[Work to be completed] Filter the data for lines with the word "Specify", then copy every line so identified.

%%

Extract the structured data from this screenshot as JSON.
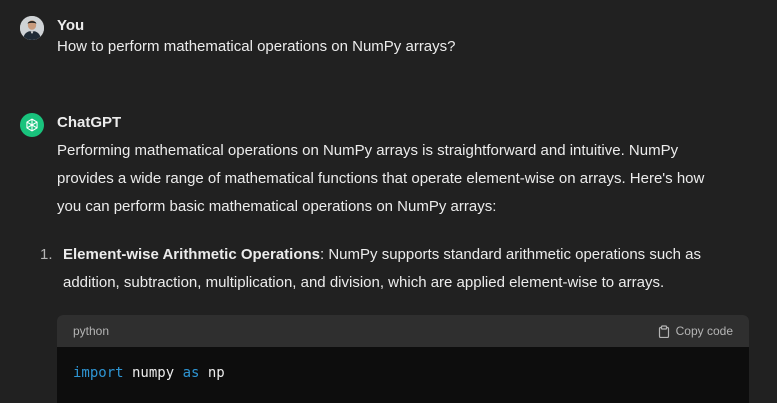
{
  "conversation": {
    "user": {
      "name": "You",
      "message": "How to perform mathematical operations on NumPy arrays?"
    },
    "assistant": {
      "name": "ChatGPT",
      "intro_lines": [
        "Performing mathematical operations on NumPy arrays is straightforward and intuitive. NumPy",
        "provides a wide range of mathematical functions that operate element-wise on arrays. Here's how",
        "you can perform basic mathematical operations on NumPy arrays:"
      ],
      "list": [
        {
          "number": "1.",
          "title": "Element-wise Arithmetic Operations",
          "text_line1": ": NumPy supports standard arithmetic operations such as",
          "text_line2": "addition, subtraction, multiplication, and division, which are applied element-wise to arrays."
        }
      ],
      "code_block": {
        "language": "python",
        "copy_label": "Copy code",
        "code": {
          "kw1": "import",
          "t1": " numpy ",
          "kw2": "as",
          "t2": " np"
        }
      }
    }
  },
  "icons": {
    "user_avatar": "user-avatar-photo",
    "assistant_avatar": "openai-logo-icon",
    "copy": "clipboard-icon"
  },
  "colors": {
    "background": "#212121",
    "assistant_avatar_bg": "#19c37d",
    "code_header_bg": "#2f2f2f",
    "code_bg": "#0d0d0d",
    "keyword": "#2e95d3"
  }
}
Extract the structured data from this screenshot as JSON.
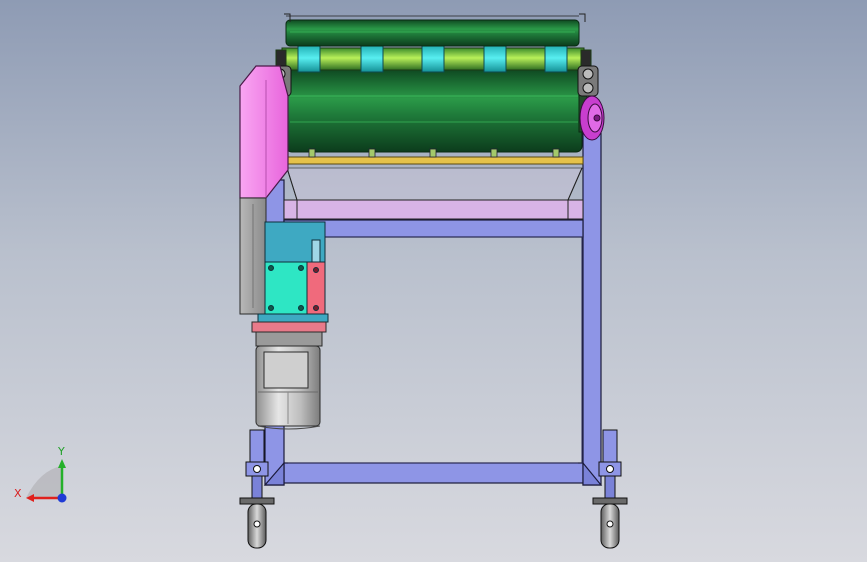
{
  "triad": {
    "x_label": "X",
    "y_label": "Y"
  },
  "colors": {
    "frame": "#8e95e6",
    "frame_dark": "#6d74c9",
    "roller_green": "#1f7a3a",
    "roller_light": "#2eaa50",
    "roller_hi": "#7fe07a",
    "collar_cyan": "#3fd3d8",
    "side_plate_pink": "#f47ee8",
    "bracket_gray": "#9a9a9a",
    "gearbox_blue": "#3ea9c2",
    "gearbox_cyan": "#2ee6c4",
    "plate_red": "#f06a7c",
    "pulley_magenta": "#c83ecf",
    "tray_lavender": "#d8b4e6",
    "strip_yellow": "#e5c24a",
    "motor_silver": "#c8c8c8",
    "axis_x": "#e0201c",
    "axis_y": "#24b02a",
    "axis_z": "#1f3bd6"
  }
}
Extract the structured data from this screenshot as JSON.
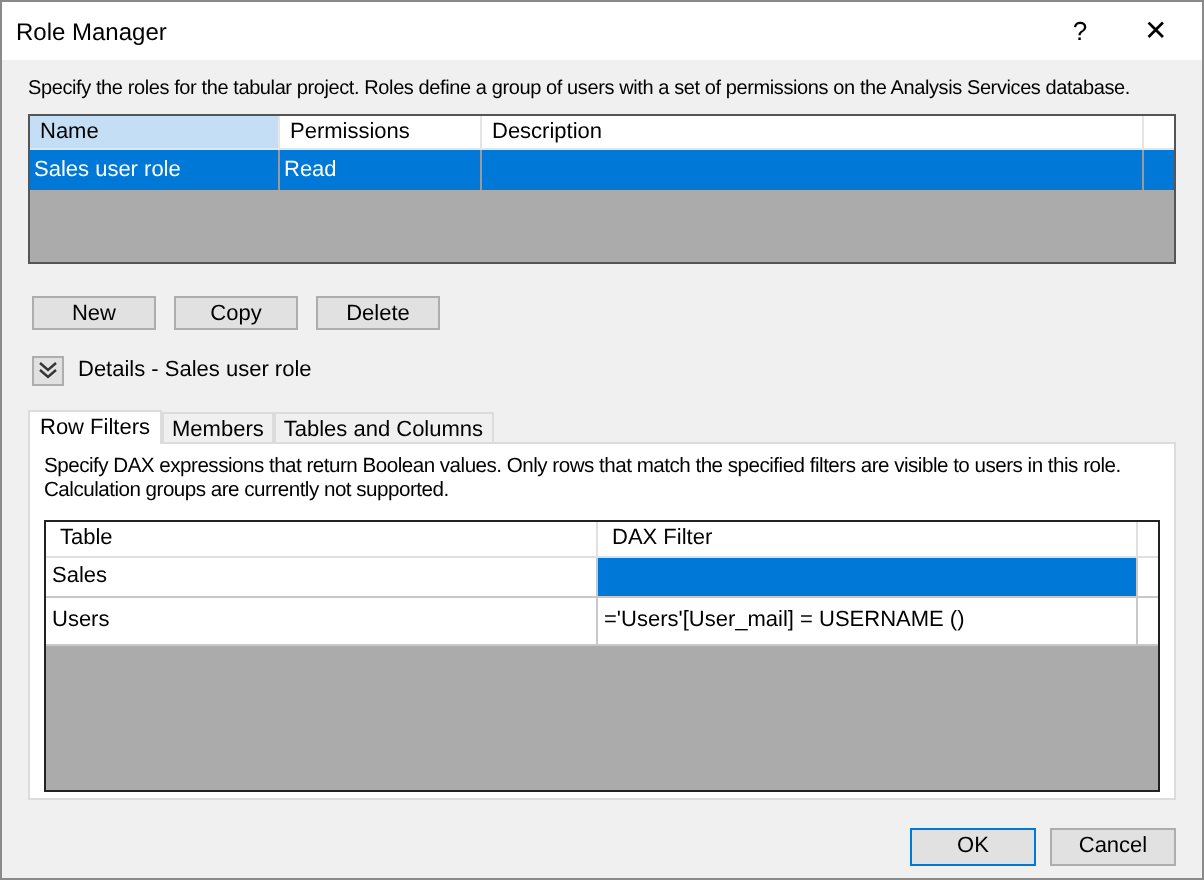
{
  "window": {
    "title": "Role Manager",
    "help": "?",
    "close": "✕"
  },
  "intro": "Specify the roles for the tabular project. Roles define a group of users with a set of permissions on the Analysis Services database.",
  "roles": {
    "columns": [
      {
        "label": "Name",
        "highlighted": true
      },
      {
        "label": "Permissions",
        "highlighted": false
      },
      {
        "label": "Description",
        "highlighted": false
      }
    ],
    "rows": [
      {
        "cells": [
          "Sales user role",
          "Read",
          ""
        ],
        "selected": true
      }
    ]
  },
  "role_buttons": [
    "New",
    "Copy",
    "Delete"
  ],
  "details": {
    "label": "Details - Sales user role",
    "expanded": true
  },
  "tabs": [
    {
      "label": "Row Filters",
      "selected": true
    },
    {
      "label": "Members",
      "selected": false
    },
    {
      "label": "Tables and Columns",
      "selected": false
    }
  ],
  "row_filters": {
    "description": "Specify DAX expressions that return Boolean values. Only rows that match the specified filters are visible to users in this role. Calculation groups are currently not supported.",
    "columns": [
      "Table",
      "DAX Filter"
    ],
    "rows": [
      {
        "table": "Sales",
        "filter": "",
        "selected": true
      },
      {
        "table": "Users",
        "filter": "='Users'[User_mail]  = USERNAME ()",
        "selected": false
      }
    ]
  },
  "buttons": [
    {
      "label": "OK",
      "default": true
    },
    {
      "label": "Cancel",
      "default": false
    }
  ]
}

%%

[Solution for this task]
  "intro": "Specify the roles for the tabular project. Roles define a group of users with a set of permissions on the Analysis Services database.",
    "description": "Specify DAX expressions that return Boolean values. Only rows that match the specified filters are visible to users in this role. Calculation groups are currently not supported.",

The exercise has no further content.